* Provided passage

These figures refer to the standard cement. Two other qualities are made at Harbury, namely, a quick-hardening cement for special purposes, and a cement for use in reinforced-concrete work, having hardening properties midway between the other two. After grinding, the cement is stored in large bins which are connected at the bottom by a screw conveyor. This conveys the cement to the hoppers of the ( . . . continues)

NOTES

Note 1. LOL!

Note 2. This was Michael Henry Lakin (1846-1931).

Note 3. There's a difference between "cement" and "Portland cement". By using both terms in the same sentence, they are implying that Greaves' early product was Portland cement, although Pasley just called it a "water cement". It was a typical cement of the sort that Pasley himself and several others made, similar to Frost's "British Cement" and Vicat's early products. It was only with the opening of the Harbury plant that a true Portland cement could be claimed. This misunderstanding of the history continued throughout the life of Harbury. However, they were the first of the Warwickshire plants to make the product.

Note 4. By "rumbler" - the majority of the clay was discarded and back-filled into worked out areas.

Note 5. These were respectively Krupp and Newells, installed with Kilns 1 and 2. The Krupp mills were presumably similar to those at Southam.

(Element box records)
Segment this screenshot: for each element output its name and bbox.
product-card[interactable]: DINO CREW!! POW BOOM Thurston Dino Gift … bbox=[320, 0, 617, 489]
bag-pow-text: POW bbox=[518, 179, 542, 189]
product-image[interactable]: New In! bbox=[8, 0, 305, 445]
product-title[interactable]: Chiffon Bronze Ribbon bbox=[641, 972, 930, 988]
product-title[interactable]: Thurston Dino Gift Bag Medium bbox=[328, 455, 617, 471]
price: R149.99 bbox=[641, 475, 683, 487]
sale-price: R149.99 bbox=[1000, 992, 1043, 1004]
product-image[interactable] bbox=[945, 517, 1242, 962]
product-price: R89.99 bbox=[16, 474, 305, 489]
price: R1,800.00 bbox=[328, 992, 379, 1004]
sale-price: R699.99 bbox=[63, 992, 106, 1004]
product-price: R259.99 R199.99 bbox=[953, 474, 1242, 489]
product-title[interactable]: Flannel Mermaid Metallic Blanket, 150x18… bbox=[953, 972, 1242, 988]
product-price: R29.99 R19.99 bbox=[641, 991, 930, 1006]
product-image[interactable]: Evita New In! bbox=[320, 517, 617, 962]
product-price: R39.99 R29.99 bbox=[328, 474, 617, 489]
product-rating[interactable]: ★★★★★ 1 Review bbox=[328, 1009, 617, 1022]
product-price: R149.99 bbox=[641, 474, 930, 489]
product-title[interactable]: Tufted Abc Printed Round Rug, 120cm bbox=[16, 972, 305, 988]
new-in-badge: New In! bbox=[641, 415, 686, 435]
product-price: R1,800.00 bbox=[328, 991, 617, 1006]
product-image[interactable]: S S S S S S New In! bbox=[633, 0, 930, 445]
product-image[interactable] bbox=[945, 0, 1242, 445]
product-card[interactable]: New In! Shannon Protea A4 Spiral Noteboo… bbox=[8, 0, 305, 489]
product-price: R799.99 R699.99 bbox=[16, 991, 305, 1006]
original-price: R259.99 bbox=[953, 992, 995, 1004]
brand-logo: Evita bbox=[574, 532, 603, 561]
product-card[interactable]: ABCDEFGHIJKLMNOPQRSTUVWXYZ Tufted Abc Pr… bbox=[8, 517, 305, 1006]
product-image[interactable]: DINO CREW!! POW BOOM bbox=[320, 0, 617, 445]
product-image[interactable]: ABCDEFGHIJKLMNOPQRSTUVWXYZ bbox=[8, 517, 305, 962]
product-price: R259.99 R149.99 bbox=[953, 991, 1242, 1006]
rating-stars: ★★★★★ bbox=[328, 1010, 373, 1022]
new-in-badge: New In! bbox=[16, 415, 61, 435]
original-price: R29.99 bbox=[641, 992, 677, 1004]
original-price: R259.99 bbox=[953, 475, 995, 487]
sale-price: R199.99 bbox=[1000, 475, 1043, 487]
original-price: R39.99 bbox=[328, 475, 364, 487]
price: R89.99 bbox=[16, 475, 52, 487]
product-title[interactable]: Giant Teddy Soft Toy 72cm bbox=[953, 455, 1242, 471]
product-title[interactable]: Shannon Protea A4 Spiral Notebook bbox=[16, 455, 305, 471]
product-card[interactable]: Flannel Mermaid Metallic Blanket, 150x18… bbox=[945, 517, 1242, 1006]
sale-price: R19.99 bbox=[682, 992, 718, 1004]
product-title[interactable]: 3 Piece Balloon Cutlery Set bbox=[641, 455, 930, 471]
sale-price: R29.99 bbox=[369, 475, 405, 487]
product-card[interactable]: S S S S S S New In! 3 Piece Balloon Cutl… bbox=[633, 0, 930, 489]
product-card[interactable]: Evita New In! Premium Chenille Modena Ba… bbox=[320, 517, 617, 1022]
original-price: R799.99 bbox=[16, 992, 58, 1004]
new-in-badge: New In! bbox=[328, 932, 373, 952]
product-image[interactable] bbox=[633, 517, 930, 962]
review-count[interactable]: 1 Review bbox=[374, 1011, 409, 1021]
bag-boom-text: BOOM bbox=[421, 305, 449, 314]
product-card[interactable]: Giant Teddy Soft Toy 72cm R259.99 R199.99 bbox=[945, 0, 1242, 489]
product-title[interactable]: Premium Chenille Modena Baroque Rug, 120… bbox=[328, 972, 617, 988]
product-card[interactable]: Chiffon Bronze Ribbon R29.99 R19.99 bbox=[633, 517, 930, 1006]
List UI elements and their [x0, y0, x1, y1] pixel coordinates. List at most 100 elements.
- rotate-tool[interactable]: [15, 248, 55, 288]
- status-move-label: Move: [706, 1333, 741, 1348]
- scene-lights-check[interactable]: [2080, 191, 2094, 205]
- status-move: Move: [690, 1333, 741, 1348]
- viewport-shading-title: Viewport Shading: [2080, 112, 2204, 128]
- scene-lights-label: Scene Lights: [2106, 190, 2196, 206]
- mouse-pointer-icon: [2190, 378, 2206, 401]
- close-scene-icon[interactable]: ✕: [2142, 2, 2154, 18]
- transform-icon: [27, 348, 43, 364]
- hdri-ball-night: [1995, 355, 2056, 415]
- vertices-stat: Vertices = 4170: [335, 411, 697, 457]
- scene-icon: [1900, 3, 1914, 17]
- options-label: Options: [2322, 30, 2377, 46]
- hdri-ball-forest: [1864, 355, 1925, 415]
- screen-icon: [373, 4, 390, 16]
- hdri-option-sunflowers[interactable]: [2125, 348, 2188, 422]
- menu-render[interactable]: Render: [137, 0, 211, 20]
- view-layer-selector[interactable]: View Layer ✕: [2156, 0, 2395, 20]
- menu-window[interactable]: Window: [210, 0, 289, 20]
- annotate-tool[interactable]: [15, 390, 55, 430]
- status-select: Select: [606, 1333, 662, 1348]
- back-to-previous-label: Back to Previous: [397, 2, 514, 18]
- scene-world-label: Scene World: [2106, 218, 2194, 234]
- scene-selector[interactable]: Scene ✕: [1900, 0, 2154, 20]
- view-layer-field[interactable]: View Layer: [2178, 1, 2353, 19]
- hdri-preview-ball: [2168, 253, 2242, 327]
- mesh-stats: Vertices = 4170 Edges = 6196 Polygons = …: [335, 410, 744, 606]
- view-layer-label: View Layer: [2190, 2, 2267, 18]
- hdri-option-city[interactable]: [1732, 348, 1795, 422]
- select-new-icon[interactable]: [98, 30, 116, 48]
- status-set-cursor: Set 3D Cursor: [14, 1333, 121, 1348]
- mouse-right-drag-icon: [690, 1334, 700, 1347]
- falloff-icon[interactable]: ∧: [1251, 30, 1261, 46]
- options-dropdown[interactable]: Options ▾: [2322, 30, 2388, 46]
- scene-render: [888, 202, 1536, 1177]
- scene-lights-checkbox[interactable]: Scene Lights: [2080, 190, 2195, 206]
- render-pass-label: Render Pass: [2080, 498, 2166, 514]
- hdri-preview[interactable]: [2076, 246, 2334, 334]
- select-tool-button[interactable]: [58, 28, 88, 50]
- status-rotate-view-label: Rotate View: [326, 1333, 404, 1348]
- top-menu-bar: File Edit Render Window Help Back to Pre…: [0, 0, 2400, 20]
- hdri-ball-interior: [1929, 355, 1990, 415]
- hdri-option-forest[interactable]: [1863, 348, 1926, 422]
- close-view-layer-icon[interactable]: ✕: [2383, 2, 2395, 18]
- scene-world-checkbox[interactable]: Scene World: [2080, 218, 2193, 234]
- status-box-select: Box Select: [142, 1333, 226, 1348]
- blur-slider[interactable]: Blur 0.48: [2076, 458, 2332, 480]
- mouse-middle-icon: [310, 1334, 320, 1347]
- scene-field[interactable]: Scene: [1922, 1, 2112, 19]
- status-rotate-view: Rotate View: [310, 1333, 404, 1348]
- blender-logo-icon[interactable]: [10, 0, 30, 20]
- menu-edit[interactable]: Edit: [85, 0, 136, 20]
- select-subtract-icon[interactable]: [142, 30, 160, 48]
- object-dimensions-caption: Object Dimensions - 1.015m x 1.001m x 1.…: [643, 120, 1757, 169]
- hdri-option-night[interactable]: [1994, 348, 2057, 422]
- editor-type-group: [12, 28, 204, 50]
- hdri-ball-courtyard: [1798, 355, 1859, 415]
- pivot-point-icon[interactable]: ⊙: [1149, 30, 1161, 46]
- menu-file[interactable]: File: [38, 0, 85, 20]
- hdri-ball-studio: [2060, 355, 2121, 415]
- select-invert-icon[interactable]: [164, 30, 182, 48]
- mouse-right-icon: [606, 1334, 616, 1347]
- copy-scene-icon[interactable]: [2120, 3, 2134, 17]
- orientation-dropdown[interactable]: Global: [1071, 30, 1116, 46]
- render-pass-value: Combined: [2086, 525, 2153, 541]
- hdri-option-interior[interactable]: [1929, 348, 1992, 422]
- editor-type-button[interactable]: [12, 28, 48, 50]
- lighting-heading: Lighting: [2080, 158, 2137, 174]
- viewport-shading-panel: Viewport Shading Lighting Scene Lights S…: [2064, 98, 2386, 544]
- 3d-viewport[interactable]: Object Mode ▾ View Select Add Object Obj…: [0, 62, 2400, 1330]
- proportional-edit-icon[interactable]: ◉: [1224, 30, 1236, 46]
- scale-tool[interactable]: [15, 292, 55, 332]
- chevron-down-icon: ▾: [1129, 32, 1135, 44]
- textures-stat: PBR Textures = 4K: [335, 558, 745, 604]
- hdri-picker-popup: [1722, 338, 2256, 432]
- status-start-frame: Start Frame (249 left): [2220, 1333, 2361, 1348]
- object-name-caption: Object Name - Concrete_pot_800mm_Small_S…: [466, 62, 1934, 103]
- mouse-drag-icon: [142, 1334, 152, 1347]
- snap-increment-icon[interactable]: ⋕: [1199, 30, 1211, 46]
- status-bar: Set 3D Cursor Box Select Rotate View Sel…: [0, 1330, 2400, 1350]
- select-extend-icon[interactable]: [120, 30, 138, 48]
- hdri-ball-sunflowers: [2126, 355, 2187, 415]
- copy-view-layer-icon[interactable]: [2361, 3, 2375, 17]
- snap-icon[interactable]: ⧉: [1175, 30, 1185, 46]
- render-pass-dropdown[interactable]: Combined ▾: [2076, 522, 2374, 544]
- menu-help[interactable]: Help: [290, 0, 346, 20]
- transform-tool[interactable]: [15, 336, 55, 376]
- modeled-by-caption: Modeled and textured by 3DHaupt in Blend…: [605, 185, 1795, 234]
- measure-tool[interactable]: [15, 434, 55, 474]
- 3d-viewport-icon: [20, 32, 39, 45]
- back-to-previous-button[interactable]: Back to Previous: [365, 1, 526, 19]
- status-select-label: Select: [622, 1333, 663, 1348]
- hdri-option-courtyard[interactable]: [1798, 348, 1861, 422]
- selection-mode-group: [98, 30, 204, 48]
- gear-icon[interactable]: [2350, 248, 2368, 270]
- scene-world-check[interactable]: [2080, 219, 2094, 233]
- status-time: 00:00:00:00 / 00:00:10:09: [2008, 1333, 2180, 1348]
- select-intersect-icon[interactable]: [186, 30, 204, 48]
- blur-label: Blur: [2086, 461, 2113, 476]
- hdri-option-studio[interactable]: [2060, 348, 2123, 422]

* Task brief
Copy out the whole Harbury cement text word for word.

* Completed exercise
These figures refer to the standard cement. Two other qualities are made at Harbury, namely, a quick-hardening cement for special purposes, and a cement for use in reinforced-concrete work, having hardening properties midway between the other two. After grinding, the cement is stored in large bins which are connected at the bottom by a screw conveyor. This conveys the cement to the hoppers of the ( . . . continues)

NOTES

Note 1. LOL!

Note 2. This was Michael Henry Lakin (1846-1931).

Note 3. There's a difference between "cement" and "Portland cement". By using both terms in the same sentence, they are implying that Greaves' early product was Portland cement, although Pasley just called it a "water cement". It was a typical cement of the sort that Pasley himself and several others made, similar to Frost's "British Cement" and Vicat's early products. It was only with the opening of the Harbury plant that a true Portland cement could be claimed. This misunderstanding of the history continued throughout the life of Harbury. However, they were the first of the Warwickshire plants to make the product.

Note 4. By "rumbler" - the majority of the clay was discarded and back-filled into worked out areas.

Note 5. These were respectively Krupp and Newells, installed with Kilns 1 and 2. The Krupp mills were presumably similar to those at Southam.